━━━ Provided records ━━━
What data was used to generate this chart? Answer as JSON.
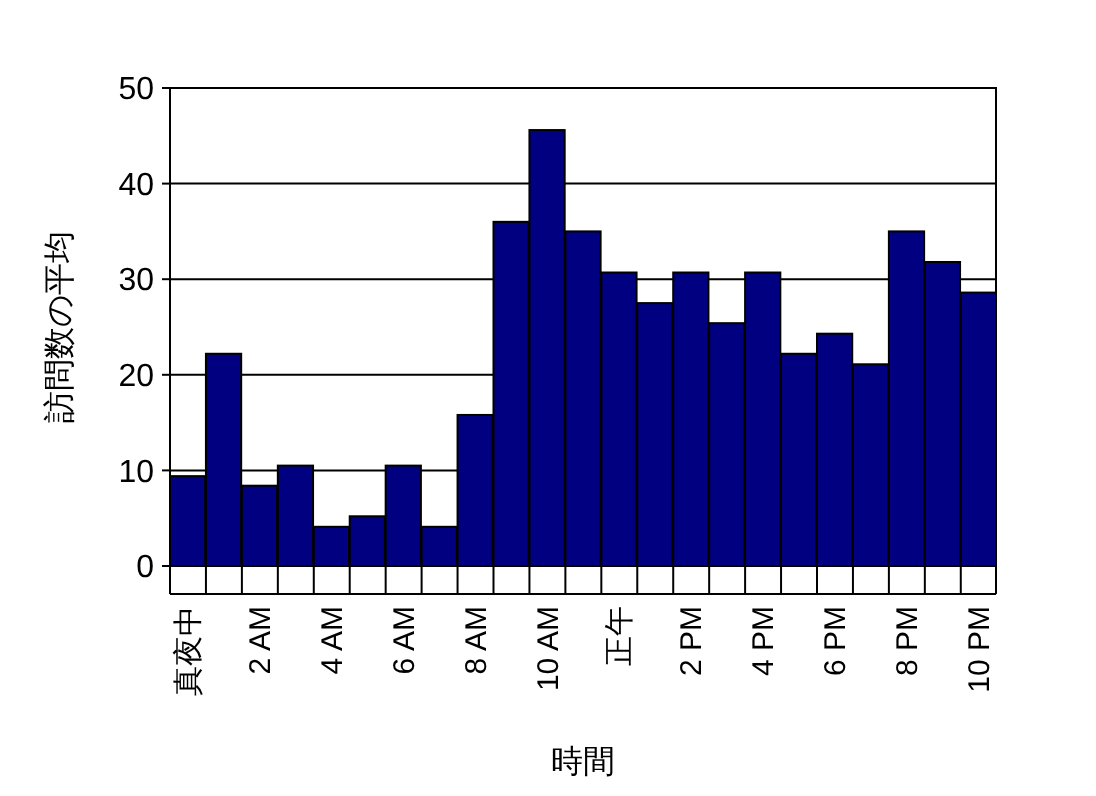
{
  "chart_data": {
    "type": "bar",
    "xlabel": "時間",
    "ylabel": "訪問数の平均",
    "categories": [
      "真夜中",
      null,
      "2 AM",
      null,
      "4 AM",
      null,
      "6 AM",
      null,
      "8 AM",
      null,
      "10 AM",
      null,
      "正午",
      null,
      "2 PM",
      null,
      "4 PM",
      null,
      "6 PM",
      null,
      "8 PM",
      null,
      "10 PM"
    ],
    "values": [
      9.4,
      22.2,
      8.4,
      10.5,
      4.1,
      5.2,
      10.5,
      4.1,
      15.8,
      36,
      45.6,
      35,
      30.7,
      27.5,
      30.7,
      25.4,
      30.7,
      22.2,
      24.3,
      21.1,
      35,
      31.8,
      28.6
    ],
    "color": "#000080",
    "ylim": [
      0,
      50
    ],
    "yticks": [
      0,
      10,
      20,
      30,
      40,
      50
    ],
    "grid": "y"
  }
}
━━━
» **Written problem**
Set down all the entries exactly as they appear, but skip any pictures.

» **Exercise result**
What data was used to generate this chart? Answer as JSON.
{
  "chart_data": {
    "type": "bar",
    "xlabel": "時間",
    "ylabel": "訪問数の平均",
    "categories": [
      "真夜中",
      null,
      "2 AM",
      null,
      "4 AM",
      null,
      "6 AM",
      null,
      "8 AM",
      null,
      "10 AM",
      null,
      "正午",
      null,
      "2 PM",
      null,
      "4 PM",
      null,
      "6 PM",
      null,
      "8 PM",
      null,
      "10 PM"
    ],
    "values": [
      9.4,
      22.2,
      8.4,
      10.5,
      4.1,
      5.2,
      10.5,
      4.1,
      15.8,
      36,
      45.6,
      35,
      30.7,
      27.5,
      30.7,
      25.4,
      30.7,
      22.2,
      24.3,
      21.1,
      35,
      31.8,
      28.6
    ],
    "color": "#000080",
    "ylim": [
      0,
      50
    ],
    "yticks": [
      0,
      10,
      20,
      30,
      40,
      50
    ],
    "grid": "y"
  }
}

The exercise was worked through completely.